• REQUIRED WORK
Change "chart-title" to "plot-title" in every line from the first one down through the line containing "x-tick-Bře: Bře [190, 529, 216, 547]", leaving everything else unchanged. Return only those lines.
╭──
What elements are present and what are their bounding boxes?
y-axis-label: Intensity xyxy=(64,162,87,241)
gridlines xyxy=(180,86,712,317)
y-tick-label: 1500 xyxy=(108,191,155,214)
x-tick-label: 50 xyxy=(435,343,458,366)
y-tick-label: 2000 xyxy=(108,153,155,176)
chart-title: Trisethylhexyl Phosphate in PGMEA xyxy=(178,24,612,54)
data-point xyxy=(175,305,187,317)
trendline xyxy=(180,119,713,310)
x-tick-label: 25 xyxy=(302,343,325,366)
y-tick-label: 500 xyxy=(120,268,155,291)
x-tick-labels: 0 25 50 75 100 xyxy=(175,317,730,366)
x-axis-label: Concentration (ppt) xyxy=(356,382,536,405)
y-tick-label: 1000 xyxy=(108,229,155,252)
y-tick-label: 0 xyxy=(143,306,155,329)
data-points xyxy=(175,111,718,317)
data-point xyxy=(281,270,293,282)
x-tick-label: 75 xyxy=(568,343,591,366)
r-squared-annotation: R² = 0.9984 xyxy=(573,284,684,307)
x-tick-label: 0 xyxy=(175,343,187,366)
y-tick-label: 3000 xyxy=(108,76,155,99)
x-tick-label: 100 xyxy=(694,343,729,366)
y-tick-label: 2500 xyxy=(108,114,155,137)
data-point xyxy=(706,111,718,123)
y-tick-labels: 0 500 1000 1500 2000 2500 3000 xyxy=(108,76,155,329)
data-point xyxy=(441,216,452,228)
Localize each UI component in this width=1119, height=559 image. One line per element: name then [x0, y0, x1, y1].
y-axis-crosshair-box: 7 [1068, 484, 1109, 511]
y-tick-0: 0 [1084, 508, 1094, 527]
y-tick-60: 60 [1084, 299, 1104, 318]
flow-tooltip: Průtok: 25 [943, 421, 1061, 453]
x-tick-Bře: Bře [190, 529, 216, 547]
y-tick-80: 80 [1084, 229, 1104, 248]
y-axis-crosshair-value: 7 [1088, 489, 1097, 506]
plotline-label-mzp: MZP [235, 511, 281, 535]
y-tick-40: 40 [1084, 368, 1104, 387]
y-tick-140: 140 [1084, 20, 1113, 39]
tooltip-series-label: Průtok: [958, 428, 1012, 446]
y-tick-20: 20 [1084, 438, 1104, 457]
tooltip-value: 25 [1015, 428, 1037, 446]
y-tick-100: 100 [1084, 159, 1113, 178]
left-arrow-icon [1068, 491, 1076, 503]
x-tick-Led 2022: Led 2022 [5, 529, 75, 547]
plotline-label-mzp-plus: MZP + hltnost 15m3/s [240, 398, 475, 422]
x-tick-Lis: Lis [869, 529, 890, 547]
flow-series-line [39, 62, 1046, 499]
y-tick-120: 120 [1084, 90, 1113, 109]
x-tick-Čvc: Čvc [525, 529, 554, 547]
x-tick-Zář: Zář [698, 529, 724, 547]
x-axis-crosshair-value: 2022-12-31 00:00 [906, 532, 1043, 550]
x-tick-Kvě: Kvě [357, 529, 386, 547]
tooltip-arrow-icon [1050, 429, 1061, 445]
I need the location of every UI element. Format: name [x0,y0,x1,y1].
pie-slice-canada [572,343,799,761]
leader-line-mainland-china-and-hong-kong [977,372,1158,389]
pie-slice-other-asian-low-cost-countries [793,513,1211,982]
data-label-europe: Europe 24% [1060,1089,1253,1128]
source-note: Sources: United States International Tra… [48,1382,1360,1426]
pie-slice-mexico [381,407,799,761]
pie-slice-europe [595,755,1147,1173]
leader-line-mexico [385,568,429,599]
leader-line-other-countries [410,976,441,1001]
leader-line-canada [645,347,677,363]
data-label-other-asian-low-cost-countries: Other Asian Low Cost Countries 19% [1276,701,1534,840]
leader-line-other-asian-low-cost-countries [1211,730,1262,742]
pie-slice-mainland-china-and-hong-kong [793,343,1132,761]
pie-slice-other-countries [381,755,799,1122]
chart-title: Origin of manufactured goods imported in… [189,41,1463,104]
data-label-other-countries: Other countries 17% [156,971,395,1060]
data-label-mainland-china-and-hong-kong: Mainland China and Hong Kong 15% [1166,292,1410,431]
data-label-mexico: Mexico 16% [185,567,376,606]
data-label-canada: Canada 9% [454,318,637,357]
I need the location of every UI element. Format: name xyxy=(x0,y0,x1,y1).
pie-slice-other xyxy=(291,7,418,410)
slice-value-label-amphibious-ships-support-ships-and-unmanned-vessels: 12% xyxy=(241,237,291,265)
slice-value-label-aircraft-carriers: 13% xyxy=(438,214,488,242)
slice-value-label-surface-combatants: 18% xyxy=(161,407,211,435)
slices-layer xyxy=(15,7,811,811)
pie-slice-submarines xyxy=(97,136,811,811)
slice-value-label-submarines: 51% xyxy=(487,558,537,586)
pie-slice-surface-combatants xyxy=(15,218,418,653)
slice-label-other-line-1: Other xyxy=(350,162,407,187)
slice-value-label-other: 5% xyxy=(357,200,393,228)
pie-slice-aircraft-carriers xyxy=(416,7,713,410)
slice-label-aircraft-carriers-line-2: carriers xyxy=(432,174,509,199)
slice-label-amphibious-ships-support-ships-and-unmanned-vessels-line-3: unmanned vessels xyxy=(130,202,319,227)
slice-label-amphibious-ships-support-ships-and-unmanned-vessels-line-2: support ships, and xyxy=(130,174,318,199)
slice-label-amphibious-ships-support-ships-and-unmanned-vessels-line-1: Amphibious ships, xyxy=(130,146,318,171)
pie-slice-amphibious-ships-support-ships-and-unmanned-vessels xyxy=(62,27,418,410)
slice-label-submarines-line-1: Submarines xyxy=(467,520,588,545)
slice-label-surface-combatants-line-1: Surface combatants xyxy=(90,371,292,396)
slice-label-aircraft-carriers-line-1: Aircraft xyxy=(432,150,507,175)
╰──
• EXERCISE ANSWER
What elements are present and what are their bounding boxes?
y-axis-label: Intensity xyxy=(64,162,87,241)
gridlines xyxy=(180,86,712,317)
y-tick-label: 1500 xyxy=(108,191,155,214)
x-tick-label: 50 xyxy=(435,343,458,366)
y-tick-label: 2000 xyxy=(108,153,155,176)
plot-title: Trisethylhexyl Phosphate in PGMEA xyxy=(178,24,612,54)
data-point xyxy=(175,305,187,317)
trendline xyxy=(180,119,713,310)
x-tick-label: 25 xyxy=(302,343,325,366)
y-tick-label: 500 xyxy=(120,268,155,291)
x-tick-labels: 0 25 50 75 100 xyxy=(175,317,730,366)
x-axis-label: Concentration (ppt) xyxy=(356,382,536,405)
y-tick-label: 1000 xyxy=(108,229,155,252)
y-tick-label: 0 xyxy=(143,306,155,329)
data-points xyxy=(175,111,718,317)
data-point xyxy=(281,270,293,282)
x-tick-label: 75 xyxy=(568,343,591,366)
r-squared-annotation: R² = 0.9984 xyxy=(573,284,684,307)
x-tick-label: 0 xyxy=(175,343,187,366)
y-tick-label: 3000 xyxy=(108,76,155,99)
x-tick-label: 100 xyxy=(694,343,729,366)
y-tick-label: 2500 xyxy=(108,114,155,137)
data-point xyxy=(706,111,718,123)
y-tick-labels: 0 500 1000 1500 2000 2500 3000 xyxy=(108,76,155,329)
data-point xyxy=(441,216,452,228)
Localize each UI component in this width=1119, height=559 image. One line per element: name then [x0, y0, x1, y1].
y-axis-crosshair-box: 7 [1068, 484, 1109, 511]
y-tick-0: 0 [1084, 508, 1094, 527]
y-tick-60: 60 [1084, 299, 1104, 318]
flow-tooltip: Průtok: 25 [943, 421, 1061, 453]
x-tick-Bře: Bře [190, 529, 216, 547]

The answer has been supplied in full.